Please give the listing again, word for word, with nothing left out.

-- begin Records for the task --

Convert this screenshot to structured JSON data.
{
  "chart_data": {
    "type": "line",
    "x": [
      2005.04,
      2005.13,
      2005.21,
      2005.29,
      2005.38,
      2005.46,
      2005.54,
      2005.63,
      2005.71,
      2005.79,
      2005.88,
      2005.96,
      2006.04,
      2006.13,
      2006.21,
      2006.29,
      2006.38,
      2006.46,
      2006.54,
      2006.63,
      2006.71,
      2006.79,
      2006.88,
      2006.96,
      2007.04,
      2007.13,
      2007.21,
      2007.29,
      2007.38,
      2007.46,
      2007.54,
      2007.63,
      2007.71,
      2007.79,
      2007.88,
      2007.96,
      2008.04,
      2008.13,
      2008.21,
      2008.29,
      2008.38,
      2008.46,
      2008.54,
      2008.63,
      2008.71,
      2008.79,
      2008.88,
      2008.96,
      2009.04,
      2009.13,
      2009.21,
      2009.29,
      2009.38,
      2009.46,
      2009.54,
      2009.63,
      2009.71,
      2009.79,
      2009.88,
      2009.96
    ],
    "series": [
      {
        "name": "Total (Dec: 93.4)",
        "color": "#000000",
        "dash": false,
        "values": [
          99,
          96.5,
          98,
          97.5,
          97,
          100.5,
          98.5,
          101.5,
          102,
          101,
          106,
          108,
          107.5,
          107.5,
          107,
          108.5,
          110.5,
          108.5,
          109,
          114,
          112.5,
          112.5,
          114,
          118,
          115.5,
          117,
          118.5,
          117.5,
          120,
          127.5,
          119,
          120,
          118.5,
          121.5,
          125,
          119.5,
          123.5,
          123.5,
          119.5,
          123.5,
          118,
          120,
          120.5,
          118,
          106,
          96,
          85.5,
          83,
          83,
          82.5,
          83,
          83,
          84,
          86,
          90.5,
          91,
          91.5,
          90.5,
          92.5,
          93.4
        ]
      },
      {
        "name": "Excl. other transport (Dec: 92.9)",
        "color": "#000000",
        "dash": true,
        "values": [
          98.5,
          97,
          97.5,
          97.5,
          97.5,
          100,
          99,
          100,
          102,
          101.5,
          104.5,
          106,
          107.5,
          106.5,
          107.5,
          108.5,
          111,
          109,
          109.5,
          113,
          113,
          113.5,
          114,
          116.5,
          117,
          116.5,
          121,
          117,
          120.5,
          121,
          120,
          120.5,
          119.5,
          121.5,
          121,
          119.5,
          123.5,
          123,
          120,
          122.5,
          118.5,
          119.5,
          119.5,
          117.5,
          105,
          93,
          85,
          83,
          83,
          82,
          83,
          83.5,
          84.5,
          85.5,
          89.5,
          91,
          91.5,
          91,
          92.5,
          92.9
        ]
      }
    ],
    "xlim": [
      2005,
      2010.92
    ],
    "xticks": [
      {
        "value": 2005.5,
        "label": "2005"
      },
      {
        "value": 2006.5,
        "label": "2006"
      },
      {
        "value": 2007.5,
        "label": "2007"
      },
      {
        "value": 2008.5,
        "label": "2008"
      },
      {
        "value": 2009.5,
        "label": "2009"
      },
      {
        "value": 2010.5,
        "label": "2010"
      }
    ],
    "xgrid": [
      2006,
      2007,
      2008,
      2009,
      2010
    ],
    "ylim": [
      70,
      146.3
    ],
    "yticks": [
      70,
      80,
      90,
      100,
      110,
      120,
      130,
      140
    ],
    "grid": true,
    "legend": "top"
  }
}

-- end Records for the task --

• Result:
Convert this screenshot to structured JSON data.
{
  "chart_data": {
    "type": "line",
    "x": [
      2005.04,
      2005.13,
      2005.21,
      2005.29,
      2005.38,
      2005.46,
      2005.54,
      2005.63,
      2005.71,
      2005.79,
      2005.88,
      2005.96,
      2006.04,
      2006.13,
      2006.21,
      2006.29,
      2006.38,
      2006.46,
      2006.54,
      2006.63,
      2006.71,
      2006.79,
      2006.88,
      2006.96,
      2007.04,
      2007.13,
      2007.21,
      2007.29,
      2007.38,
      2007.46,
      2007.54,
      2007.63,
      2007.71,
      2007.79,
      2007.88,
      2007.96,
      2008.04,
      2008.13,
      2008.21,
      2008.29,
      2008.38,
      2008.46,
      2008.54,
      2008.63,
      2008.71,
      2008.79,
      2008.88,
      2008.96,
      2009.04,
      2009.13,
      2009.21,
      2009.29,
      2009.38,
      2009.46,
      2009.54,
      2009.63,
      2009.71,
      2009.79,
      2009.88,
      2009.96
    ],
    "series": [
      {
        "name": "Total (Dec: 93.4)",
        "color": "#000000",
        "dash": false,
        "values": [
          99,
          96.5,
          98,
          97.5,
          97,
          100.5,
          98.5,
          101.5,
          102,
          101,
          106,
          108,
          107.5,
          107.5,
          107,
          108.5,
          110.5,
          108.5,
          109,
          114,
          112.5,
          112.5,
          114,
          118,
          115.5,
          117,
          118.5,
          117.5,
          120,
          127.5,
          119,
          120,
          118.5,
          121.5,
          125,
          119.5,
          123.5,
          123.5,
          119.5,
          123.5,
          118,
          120,
          120.5,
          118,
          106,
          96,
          85.5,
          83,
          83,
          82.5,
          83,
          83,
          84,
          86,
          90.5,
          91,
          91.5,
          90.5,
          92.5,
          93.4
        ]
      },
      {
        "name": "Excl. other transport (Dec: 92.9)",
        "color": "#000000",
        "dash": true,
        "values": [
          98.5,
          97,
          97.5,
          97.5,
          97.5,
          100,
          99,
          100,
          102,
          101.5,
          104.5,
          106,
          107.5,
          106.5,
          107.5,
          108.5,
          111,
          109,
          109.5,
          113,
          113,
          113.5,
          114,
          116.5,
          117,
          116.5,
          121,
          117,
          120.5,
          121,
          120,
          120.5,
          119.5,
          121.5,
          121,
          119.5,
          123.5,
          123,
          120,
          122.5,
          118.5,
          119.5,
          119.5,
          117.5,
          105,
          93,
          85,
          83,
          83,
          82,
          83,
          83.5,
          84.5,
          85.5,
          89.5,
          91,
          91.5,
          91,
          92.5,
          92.9
        ]
      }
    ],
    "xlim": [
      2005,
      2010.92
    ],
    "xticks": [
      {
        "value": 2005.5,
        "label": "2005"
      },
      {
        "value": 2006.5,
        "label": "2006"
      },
      {
        "value": 2007.5,
        "label": "2007"
      },
      {
        "value": 2008.5,
        "label": "2008"
      },
      {
        "value": 2009.5,
        "label": "2009"
      },
      {
        "value": 2010.5,
        "label": "2010"
      }
    ],
    "xgrid": [
      2006,
      2007,
      2008,
      2009,
      2010
    ],
    "ylim": [
      70,
      146.3
    ],
    "yticks": [
      70,
      80,
      90,
      100,
      110,
      120,
      130,
      140
    ],
    "grid": true,
    "legend": "top"
  }
}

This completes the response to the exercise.